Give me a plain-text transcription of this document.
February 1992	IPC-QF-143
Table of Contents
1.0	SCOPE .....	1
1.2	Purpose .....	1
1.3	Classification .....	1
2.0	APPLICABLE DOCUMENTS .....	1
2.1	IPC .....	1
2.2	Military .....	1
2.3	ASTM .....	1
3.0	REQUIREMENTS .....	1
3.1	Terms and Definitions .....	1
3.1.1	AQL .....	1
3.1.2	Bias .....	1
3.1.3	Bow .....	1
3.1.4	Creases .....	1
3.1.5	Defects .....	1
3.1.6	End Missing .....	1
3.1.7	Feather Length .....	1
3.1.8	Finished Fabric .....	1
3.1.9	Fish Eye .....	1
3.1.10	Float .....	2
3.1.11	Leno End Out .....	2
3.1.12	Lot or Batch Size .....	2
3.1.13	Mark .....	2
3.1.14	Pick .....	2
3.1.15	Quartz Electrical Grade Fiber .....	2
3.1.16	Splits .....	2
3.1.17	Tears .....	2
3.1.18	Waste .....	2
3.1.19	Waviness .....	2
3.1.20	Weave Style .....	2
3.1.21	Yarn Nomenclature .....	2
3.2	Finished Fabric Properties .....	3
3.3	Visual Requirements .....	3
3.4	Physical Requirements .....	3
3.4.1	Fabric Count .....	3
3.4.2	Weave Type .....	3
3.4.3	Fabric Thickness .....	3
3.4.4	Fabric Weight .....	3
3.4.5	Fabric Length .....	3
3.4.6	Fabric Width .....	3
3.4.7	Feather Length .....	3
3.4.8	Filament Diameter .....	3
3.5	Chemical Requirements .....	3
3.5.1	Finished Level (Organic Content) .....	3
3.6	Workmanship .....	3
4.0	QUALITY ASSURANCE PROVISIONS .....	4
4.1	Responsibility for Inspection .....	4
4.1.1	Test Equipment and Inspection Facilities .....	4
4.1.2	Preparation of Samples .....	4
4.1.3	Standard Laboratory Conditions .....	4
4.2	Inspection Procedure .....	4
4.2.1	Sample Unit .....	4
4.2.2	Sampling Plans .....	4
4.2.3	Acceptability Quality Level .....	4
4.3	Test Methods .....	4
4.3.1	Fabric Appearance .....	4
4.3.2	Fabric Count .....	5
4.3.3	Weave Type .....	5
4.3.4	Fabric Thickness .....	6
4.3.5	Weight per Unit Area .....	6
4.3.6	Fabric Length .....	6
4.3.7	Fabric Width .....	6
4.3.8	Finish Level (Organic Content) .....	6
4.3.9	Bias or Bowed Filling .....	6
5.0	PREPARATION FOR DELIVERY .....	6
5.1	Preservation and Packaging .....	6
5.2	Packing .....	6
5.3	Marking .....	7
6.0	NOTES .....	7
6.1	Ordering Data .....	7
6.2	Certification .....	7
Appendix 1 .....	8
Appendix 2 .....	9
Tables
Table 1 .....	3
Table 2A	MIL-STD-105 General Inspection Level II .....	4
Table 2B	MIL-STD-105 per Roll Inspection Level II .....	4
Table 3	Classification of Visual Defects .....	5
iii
════════
#### Task description
Copy each line above that contains the word "Thickness".

#### Task response
3.4.3	Fabric Thickness .....	3
4.3.4	Fabric Thickness .....	6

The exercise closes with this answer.